# DESCRIPTION OF THE TASK:
Reproduce every line of the listing as written, apart from the pictures.

# MATERIAL PROVIDED:
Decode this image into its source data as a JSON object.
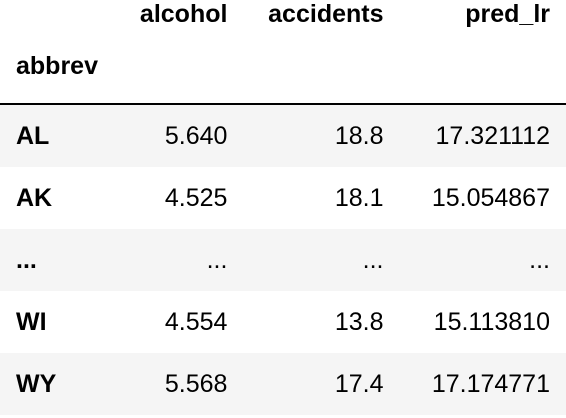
{
  "table": {
    "columns": [
      "alcohol",
      "accidents",
      "pred_lr"
    ],
    "index_name": "abbrev",
    "rows": [
      {
        "index": "AL",
        "values": [
          "5.640",
          "18.8",
          "17.321112"
        ]
      },
      {
        "index": "AK",
        "values": [
          "4.525",
          "18.1",
          "15.054867"
        ]
      },
      {
        "index": "...",
        "values": [
          "...",
          "...",
          "..."
        ]
      },
      {
        "index": "WI",
        "values": [
          "4.554",
          "13.8",
          "15.113810"
        ]
      },
      {
        "index": "WY",
        "values": [
          "5.568",
          "17.4",
          "17.174771"
        ]
      }
    ]
  },
  "colors": {
    "stripe": "#f5f5f5",
    "rule": "#000000"
  }
}
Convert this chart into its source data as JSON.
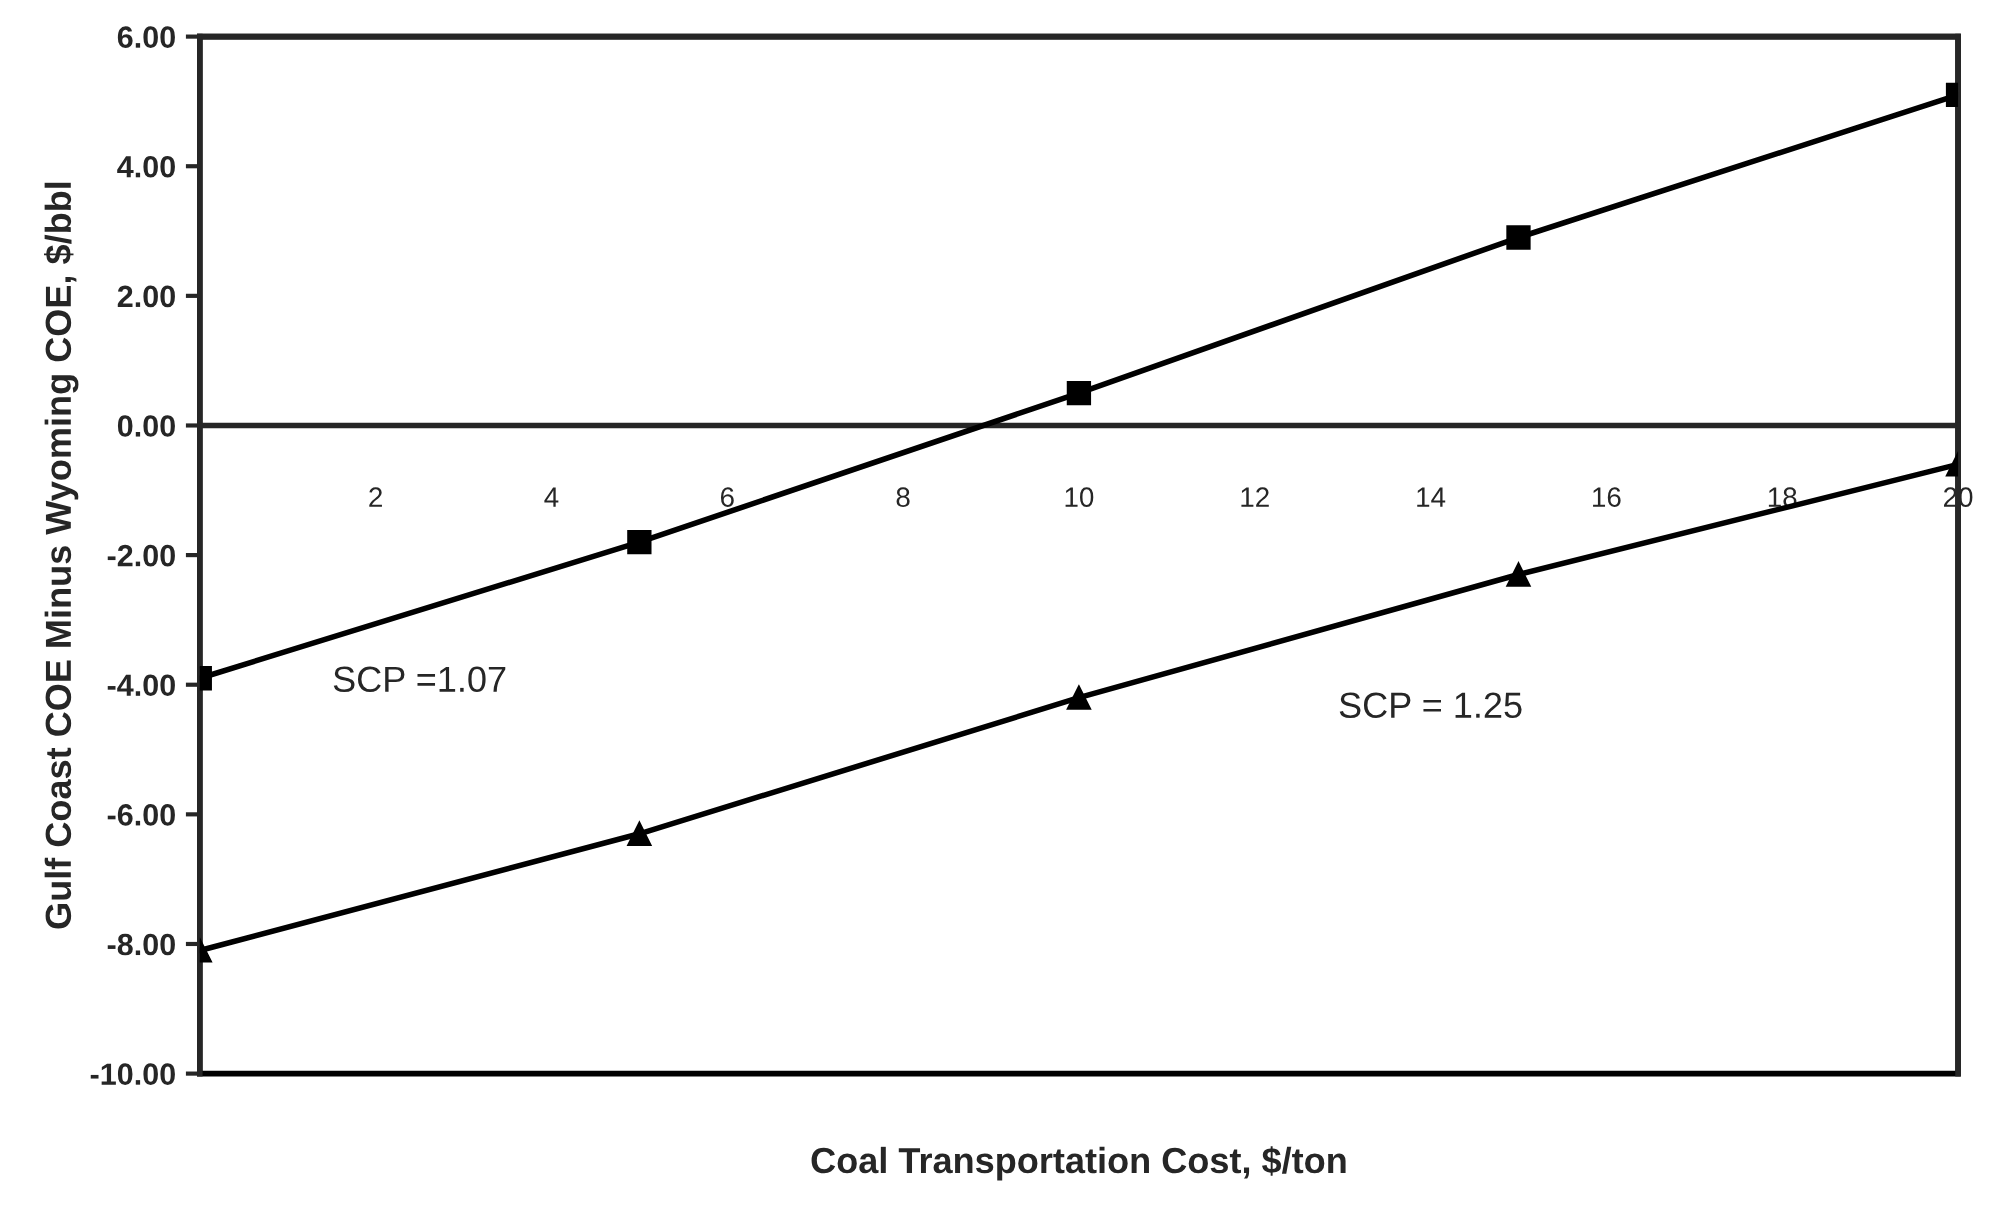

# SOLUTION TO THIS EXERCISE:
Decode this image into its source data as a JSON object.
{
  "table": {
    "columns": [
      "alcohol",
      "accidents",
      "pred_lr"
    ],
    "index_name": "abbrev",
    "rows": [
      {
        "index": "AL",
        "values": [
          "5.640",
          "18.8",
          "17.321112"
        ]
      },
      {
        "index": "AK",
        "values": [
          "4.525",
          "18.1",
          "15.054867"
        ]
      },
      {
        "index": "...",
        "values": [
          "...",
          "...",
          "..."
        ]
      },
      {
        "index": "WI",
        "values": [
          "4.554",
          "13.8",
          "15.113810"
        ]
      },
      {
        "index": "WY",
        "values": [
          "5.568",
          "17.4",
          "17.174771"
        ]
      }
    ]
  },
  "colors": {
    "stripe": "#f5f5f5",
    "rule": "#000000"
  }
}
Convert this chart into its source data as JSON.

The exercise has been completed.